▶ CHALLENGE
Repeat the records exactly. Every line must match.

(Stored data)
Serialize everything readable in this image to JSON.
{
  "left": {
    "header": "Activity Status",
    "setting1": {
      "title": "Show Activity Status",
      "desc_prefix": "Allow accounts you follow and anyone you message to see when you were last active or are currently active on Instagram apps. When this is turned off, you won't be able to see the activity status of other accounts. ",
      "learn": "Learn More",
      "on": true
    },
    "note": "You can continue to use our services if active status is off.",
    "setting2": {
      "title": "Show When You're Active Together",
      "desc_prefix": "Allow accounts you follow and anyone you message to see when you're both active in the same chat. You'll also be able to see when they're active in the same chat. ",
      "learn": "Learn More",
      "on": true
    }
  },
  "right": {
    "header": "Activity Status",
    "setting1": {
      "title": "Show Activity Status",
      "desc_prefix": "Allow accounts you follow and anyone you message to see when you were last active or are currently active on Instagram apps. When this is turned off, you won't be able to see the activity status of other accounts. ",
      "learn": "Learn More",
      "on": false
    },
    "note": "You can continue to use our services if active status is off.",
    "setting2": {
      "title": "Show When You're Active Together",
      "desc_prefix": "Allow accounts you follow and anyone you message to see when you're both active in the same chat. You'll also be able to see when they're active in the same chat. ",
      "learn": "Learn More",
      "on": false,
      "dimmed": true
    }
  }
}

▶ WRITTEN ANSWER
Serialize everything readable in this image to JSON.
{
  "left": {
    "header": "Activity Status",
    "setting1": {
      "title": "Show Activity Status",
      "desc_prefix": "Allow accounts you follow and anyone you message to see when you were last active or are currently active on Instagram apps. When this is turned off, you won't be able to see the activity status of other accounts. ",
      "learn": "Learn More",
      "on": true
    },
    "note": "You can continue to use our services if active status is off.",
    "setting2": {
      "title": "Show When You're Active Together",
      "desc_prefix": "Allow accounts you follow and anyone you message to see when you're both active in the same chat. You'll also be able to see when they're active in the same chat. ",
      "learn": "Learn More",
      "on": true
    }
  },
  "right": {
    "header": "Activity Status",
    "setting1": {
      "title": "Show Activity Status",
      "desc_prefix": "Allow accounts you follow and anyone you message to see when you were last active or are currently active on Instagram apps. When this is turned off, you won't be able to see the activity status of other accounts. ",
      "learn": "Learn More",
      "on": false
    },
    "note": "You can continue to use our services if active status is off.",
    "setting2": {
      "title": "Show When You're Active Together",
      "desc_prefix": "Allow accounts you follow and anyone you message to see when you're both active in the same chat. You'll also be able to see when they're active in the same chat. ",
      "learn": "Learn More",
      "on": false,
      "dimmed": true
    }
  }
}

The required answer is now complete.